» Task requirements
Transcribe the material in full, exactly as written.

» Given records
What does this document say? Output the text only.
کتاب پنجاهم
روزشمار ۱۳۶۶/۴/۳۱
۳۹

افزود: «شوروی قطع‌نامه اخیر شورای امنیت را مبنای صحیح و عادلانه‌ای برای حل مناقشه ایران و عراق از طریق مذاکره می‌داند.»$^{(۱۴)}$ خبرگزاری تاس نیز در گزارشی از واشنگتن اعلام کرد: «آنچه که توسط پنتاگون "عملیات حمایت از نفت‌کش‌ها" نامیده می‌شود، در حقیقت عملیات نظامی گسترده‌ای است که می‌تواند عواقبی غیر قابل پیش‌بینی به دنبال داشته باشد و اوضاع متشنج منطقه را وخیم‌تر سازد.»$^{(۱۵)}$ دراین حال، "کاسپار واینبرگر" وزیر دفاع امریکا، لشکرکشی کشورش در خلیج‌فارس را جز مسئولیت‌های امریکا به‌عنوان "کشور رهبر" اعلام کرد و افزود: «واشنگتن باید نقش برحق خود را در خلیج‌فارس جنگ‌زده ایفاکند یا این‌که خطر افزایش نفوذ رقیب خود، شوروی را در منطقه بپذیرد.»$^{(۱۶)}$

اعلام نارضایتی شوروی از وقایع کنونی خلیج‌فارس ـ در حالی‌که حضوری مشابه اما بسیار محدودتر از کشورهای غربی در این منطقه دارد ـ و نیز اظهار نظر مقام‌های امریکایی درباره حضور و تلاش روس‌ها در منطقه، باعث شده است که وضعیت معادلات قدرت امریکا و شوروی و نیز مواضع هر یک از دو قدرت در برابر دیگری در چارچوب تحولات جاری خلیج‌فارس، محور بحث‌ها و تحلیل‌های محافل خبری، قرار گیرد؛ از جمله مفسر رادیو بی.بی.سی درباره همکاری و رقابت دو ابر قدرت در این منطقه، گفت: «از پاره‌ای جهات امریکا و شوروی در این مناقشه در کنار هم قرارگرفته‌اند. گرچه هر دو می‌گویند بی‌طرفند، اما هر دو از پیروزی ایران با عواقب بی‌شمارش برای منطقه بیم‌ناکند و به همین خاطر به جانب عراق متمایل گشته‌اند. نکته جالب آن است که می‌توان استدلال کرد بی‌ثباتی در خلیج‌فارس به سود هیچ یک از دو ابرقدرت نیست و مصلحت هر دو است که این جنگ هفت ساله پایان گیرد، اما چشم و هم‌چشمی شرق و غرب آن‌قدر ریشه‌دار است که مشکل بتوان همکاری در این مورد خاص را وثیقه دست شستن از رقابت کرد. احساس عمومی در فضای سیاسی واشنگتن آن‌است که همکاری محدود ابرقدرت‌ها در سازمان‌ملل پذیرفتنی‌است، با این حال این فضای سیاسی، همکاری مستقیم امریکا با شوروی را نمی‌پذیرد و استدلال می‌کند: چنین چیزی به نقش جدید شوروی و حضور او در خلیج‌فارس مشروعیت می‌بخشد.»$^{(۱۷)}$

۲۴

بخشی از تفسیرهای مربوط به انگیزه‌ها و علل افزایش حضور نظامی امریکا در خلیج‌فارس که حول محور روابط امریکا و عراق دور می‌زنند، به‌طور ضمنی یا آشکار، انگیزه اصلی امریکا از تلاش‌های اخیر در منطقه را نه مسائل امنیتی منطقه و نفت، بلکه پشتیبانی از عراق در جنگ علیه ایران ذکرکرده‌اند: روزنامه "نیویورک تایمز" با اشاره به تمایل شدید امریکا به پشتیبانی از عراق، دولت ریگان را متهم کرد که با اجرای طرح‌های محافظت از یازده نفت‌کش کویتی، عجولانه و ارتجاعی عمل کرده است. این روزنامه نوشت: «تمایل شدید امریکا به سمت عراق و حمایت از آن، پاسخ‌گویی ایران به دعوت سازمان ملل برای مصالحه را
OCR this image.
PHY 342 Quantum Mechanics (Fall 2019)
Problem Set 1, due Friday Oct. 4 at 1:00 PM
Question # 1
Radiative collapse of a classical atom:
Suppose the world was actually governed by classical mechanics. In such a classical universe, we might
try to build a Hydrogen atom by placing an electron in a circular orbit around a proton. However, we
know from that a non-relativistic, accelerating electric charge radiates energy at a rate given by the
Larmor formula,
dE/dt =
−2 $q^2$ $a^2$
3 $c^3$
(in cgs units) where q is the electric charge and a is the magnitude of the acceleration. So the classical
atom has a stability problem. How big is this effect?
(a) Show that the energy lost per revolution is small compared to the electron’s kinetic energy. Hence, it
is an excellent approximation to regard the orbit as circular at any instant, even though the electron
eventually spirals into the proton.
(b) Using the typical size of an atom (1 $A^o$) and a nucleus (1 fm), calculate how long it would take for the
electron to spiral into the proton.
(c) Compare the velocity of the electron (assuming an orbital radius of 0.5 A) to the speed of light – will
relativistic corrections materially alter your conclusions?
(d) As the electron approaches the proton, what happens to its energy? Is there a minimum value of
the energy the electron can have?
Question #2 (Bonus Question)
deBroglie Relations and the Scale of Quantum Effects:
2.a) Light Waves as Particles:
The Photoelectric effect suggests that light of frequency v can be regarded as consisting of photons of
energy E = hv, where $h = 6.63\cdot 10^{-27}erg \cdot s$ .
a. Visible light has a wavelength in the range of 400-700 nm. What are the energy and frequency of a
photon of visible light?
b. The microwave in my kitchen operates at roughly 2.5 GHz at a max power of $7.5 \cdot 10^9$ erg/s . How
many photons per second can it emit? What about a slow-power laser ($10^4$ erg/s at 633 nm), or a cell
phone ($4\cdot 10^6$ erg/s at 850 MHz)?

» Solved exercise
What does this document say? Output the text only.
کتاب پنجاهم
روزشمار ۱۳۶۶/۴/۳۱
۳۹

افزود: «شوروی قطع‌نامه اخیر شورای امنیت را مبنای صحیح و عادلانه‌ای برای حل مناقشه ایران و عراق از طریق مذاکره می‌داند.»$^{(۱۴)}$ خبرگزاری تاس نیز در گزارشی از واشنگتن اعلام کرد: «آنچه که توسط پنتاگون "عملیات حمایت از نفت‌کش‌ها" نامیده می‌شود، در حقیقت عملیات نظامی گسترده‌ای است که می‌تواند عواقبی غیر قابل پیش‌بینی به دنبال داشته باشد و اوضاع متشنج منطقه را وخیم‌تر سازد.»$^{(۱۵)}$ دراین حال، "کاسپار واینبرگر" وزیر دفاع امریکا، لشکرکشی کشورش در خلیج‌فارس را جز مسئولیت‌های امریکا به‌عنوان "کشور رهبر" اعلام کرد و افزود: «واشنگتن باید نقش برحق خود را در خلیج‌فارس جنگ‌زده ایفاکند یا این‌که خطر افزایش نفوذ رقیب خود، شوروی را در منطقه بپذیرد.»$^{(۱۶)}$

اعلام نارضایتی شوروی از وقایع کنونی خلیج‌فارس ـ در حالی‌که حضوری مشابه اما بسیار محدودتر از کشورهای غربی در این منطقه دارد ـ و نیز اظهار نظر مقام‌های امریکایی درباره حضور و تلاش روس‌ها در منطقه، باعث شده است که وضعیت معادلات قدرت امریکا و شوروی و نیز مواضع هر یک از دو قدرت در برابر دیگری در چارچوب تحولات جاری خلیج‌فارس، محور بحث‌ها و تحلیل‌های محافل خبری، قرار گیرد؛ از جمله مفسر رادیو بی.بی.سی درباره همکاری و رقابت دو ابر قدرت در این منطقه، گفت: «از پاره‌ای جهات امریکا و شوروی در این مناقشه در کنار هم قرارگرفته‌اند. گرچه هر دو می‌گویند بی‌طرفند، اما هر دو از پیروزی ایران با عواقب بی‌شمارش برای منطقه بیم‌ناکند و به همین خاطر به جانب عراق متمایل گشته‌اند. نکته جالب آن است که می‌توان استدلال کرد بی‌ثباتی در خلیج‌فارس به سود هیچ یک از دو ابرقدرت نیست و مصلحت هر دو است که این جنگ هفت ساله پایان گیرد، اما چشم و هم‌چشمی شرق و غرب آن‌قدر ریشه‌دار است که مشکل بتوان همکاری در این مورد خاص را وثیقه دست شستن از رقابت کرد. احساس عمومی در فضای سیاسی واشنگتن آن‌است که همکاری محدود ابرقدرت‌ها در سازمان‌ملل پذیرفتنی‌است، با این حال این فضای سیاسی، همکاری مستقیم امریکا با شوروی را نمی‌پذیرد و استدلال می‌کند: چنین چیزی به نقش جدید شوروی و حضور او در خلیج‌فارس مشروعیت می‌بخشد.»$^{(۱۷)}$

۲۴

بخشی از تفسیرهای مربوط به انگیزه‌ها و علل افزایش حضور نظامی امریکا در خلیج‌فارس که حول محور روابط امریکا و عراق دور می‌زنند، به‌طور ضمنی یا آشکار، انگیزه اصلی امریکا از تلاش‌های اخیر در منطقه را نه مسائل امنیتی منطقه و نفت، بلکه پشتیبانی از عراق در جنگ علیه ایران ذکرکرده‌اند: روزنامه "نیویورک تایمز" با اشاره به تمایل شدید امریکا به پشتیبانی از عراق، دولت ریگان را متهم کرد که با اجرای طرح‌های محافظت از یازده نفت‌کش کویتی، عجولانه و ارتجاعی عمل کرده است. این روزنامه نوشت: «تمایل شدید امریکا به سمت عراق و حمایت از آن، پاسخ‌گویی ایران به دعوت سازمان ملل برای مصالحه را
OCR this image.
PHY 342 Quantum Mechanics (Fall 2019)
Problem Set 1, due Friday Oct. 4 at 1:00 PM
Question # 1
Radiative collapse of a classical atom:
Suppose the world was actually governed by classical mechanics. In such a classical universe, we might
try to build a Hydrogen atom by placing an electron in a circular orbit around a proton. However, we
know from that a non-relativistic, accelerating electric charge radiates energy at a rate given by the
Larmor formula,
dE/dt =
−2 $q^2$ $a^2$
3 $c^3$
(in cgs units) where q is the electric charge and a is the magnitude of the acceleration. So the classical
atom has a stability problem. How big is this effect?
(a) Show that the energy lost per revolution is small compared to the electron’s kinetic energy. Hence, it
is an excellent approximation to regard the orbit as circular at any instant, even though the electron
eventually spirals into the proton.
(b) Using the typical size of an atom (1 $A^o$) and a nucleus (1 fm), calculate how long it would take for the
electron to spiral into the proton.
(c) Compare the velocity of the electron (assuming an orbital radius of 0.5 A) to the speed of light – will
relativistic corrections materially alter your conclusions?
(d) As the electron approaches the proton, what happens to its energy? Is there a minimum value of
the energy the electron can have?
Question #2 (Bonus Question)
deBroglie Relations and the Scale of Quantum Effects:
2.a) Light Waves as Particles:
The Photoelectric effect suggests that light of frequency v can be regarded as consisting of photons of
energy E = hv, where $h = 6.63\cdot 10^{-27}erg \cdot s$ .
a. Visible light has a wavelength in the range of 400-700 nm. What are the energy and frequency of a
photon of visible light?
b. The microwave in my kitchen operates at roughly 2.5 GHz at a max power of $7.5 \cdot 10^9$ erg/s . How
many photons per second can it emit? What about a slow-power laser ($10^4$ erg/s at 633 nm), or a cell
phone ($4\cdot 10^6$ erg/s at 850 MHz)?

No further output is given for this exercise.